Data records -
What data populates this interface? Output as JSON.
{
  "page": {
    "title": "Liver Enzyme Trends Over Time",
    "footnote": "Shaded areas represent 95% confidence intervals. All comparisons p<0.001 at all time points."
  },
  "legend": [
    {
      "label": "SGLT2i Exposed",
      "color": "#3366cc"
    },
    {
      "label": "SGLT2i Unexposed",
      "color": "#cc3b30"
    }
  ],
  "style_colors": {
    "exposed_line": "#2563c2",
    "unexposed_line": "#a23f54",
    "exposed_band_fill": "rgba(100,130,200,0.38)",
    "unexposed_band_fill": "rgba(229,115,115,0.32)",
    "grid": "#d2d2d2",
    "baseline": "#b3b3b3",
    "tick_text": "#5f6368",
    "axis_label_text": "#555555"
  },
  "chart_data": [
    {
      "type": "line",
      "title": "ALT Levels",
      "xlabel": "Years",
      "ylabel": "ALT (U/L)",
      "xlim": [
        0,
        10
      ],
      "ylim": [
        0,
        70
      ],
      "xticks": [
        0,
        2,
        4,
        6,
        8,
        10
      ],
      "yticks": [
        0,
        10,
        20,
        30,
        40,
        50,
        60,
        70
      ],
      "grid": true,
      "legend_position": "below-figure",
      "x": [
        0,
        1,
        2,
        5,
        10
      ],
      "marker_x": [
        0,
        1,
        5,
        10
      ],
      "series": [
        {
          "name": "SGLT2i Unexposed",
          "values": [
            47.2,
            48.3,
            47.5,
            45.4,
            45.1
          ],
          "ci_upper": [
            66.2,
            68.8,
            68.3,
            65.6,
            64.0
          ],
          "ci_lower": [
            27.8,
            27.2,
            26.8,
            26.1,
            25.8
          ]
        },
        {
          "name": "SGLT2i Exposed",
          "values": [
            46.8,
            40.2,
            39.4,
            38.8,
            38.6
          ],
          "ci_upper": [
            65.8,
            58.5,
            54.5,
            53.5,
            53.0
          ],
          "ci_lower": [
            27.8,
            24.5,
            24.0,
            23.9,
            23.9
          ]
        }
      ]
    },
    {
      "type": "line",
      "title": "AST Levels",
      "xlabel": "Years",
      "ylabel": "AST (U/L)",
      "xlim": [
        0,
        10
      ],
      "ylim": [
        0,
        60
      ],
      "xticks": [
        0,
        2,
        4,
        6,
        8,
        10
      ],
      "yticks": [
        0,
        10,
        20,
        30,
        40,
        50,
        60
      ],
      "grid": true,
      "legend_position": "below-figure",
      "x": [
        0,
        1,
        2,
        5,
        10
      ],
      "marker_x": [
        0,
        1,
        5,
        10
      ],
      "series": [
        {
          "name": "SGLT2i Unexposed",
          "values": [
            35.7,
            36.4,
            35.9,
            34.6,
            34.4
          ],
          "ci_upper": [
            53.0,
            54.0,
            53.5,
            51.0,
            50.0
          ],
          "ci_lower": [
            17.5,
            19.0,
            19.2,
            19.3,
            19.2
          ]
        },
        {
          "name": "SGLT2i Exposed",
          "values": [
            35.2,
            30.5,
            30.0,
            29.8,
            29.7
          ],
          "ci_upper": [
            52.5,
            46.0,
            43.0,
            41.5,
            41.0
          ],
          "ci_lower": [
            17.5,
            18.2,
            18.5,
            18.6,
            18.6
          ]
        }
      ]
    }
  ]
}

Exercise description - The full listing, retyped exactly, is the expected answer.

Solution to this problem -
What data populates this interface? Output as JSON.
{
  "page": {
    "title": "Liver Enzyme Trends Over Time",
    "footnote": "Shaded areas represent 95% confidence intervals. All comparisons p<0.001 at all time points."
  },
  "legend": [
    {
      "label": "SGLT2i Exposed",
      "color": "#3366cc"
    },
    {
      "label": "SGLT2i Unexposed",
      "color": "#cc3b30"
    }
  ],
  "style_colors": {
    "exposed_line": "#2563c2",
    "unexposed_line": "#a23f54",
    "exposed_band_fill": "rgba(100,130,200,0.38)",
    "unexposed_band_fill": "rgba(229,115,115,0.32)",
    "grid": "#d2d2d2",
    "baseline": "#b3b3b3",
    "tick_text": "#5f6368",
    "axis_label_text": "#555555"
  },
  "chart_data": [
    {
      "type": "line",
      "title": "ALT Levels",
      "xlabel": "Years",
      "ylabel": "ALT (U/L)",
      "xlim": [
        0,
        10
      ],
      "ylim": [
        0,
        70
      ],
      "xticks": [
        0,
        2,
        4,
        6,
        8,
        10
      ],
      "yticks": [
        0,
        10,
        20,
        30,
        40,
        50,
        60,
        70
      ],
      "grid": true,
      "legend_position": "below-figure",
      "x": [
        0,
        1,
        2,
        5,
        10
      ],
      "marker_x": [
        0,
        1,
        5,
        10
      ],
      "series": [
        {
          "name": "SGLT2i Unexposed",
          "values": [
            47.2,
            48.3,
            47.5,
            45.4,
            45.1
          ],
          "ci_upper": [
            66.2,
            68.8,
            68.3,
            65.6,
            64.0
          ],
          "ci_lower": [
            27.8,
            27.2,
            26.8,
            26.1,
            25.8
          ]
        },
        {
          "name": "SGLT2i Exposed",
          "values": [
            46.8,
            40.2,
            39.4,
            38.8,
            38.6
          ],
          "ci_upper": [
            65.8,
            58.5,
            54.5,
            53.5,
            53.0
          ],
          "ci_lower": [
            27.8,
            24.5,
            24.0,
            23.9,
            23.9
          ]
        }
      ]
    },
    {
      "type": "line",
      "title": "AST Levels",
      "xlabel": "Years",
      "ylabel": "AST (U/L)",
      "xlim": [
        0,
        10
      ],
      "ylim": [
        0,
        60
      ],
      "xticks": [
        0,
        2,
        4,
        6,
        8,
        10
      ],
      "yticks": [
        0,
        10,
        20,
        30,
        40,
        50,
        60
      ],
      "grid": true,
      "legend_position": "below-figure",
      "x": [
        0,
        1,
        2,
        5,
        10
      ],
      "marker_x": [
        0,
        1,
        5,
        10
      ],
      "series": [
        {
          "name": "SGLT2i Unexposed",
          "values": [
            35.7,
            36.4,
            35.9,
            34.6,
            34.4
          ],
          "ci_upper": [
            53.0,
            54.0,
            53.5,
            51.0,
            50.0
          ],
          "ci_lower": [
            17.5,
            19.0,
            19.2,
            19.3,
            19.2
          ]
        },
        {
          "name": "SGLT2i Exposed",
          "values": [
            35.2,
            30.5,
            30.0,
            29.8,
            29.7
          ],
          "ci_upper": [
            52.5,
            46.0,
            43.0,
            41.5,
            41.0
          ],
          "ci_lower": [
            17.5,
            18.2,
            18.5,
            18.6,
            18.6
          ]
        }
      ]
    }
  ]
}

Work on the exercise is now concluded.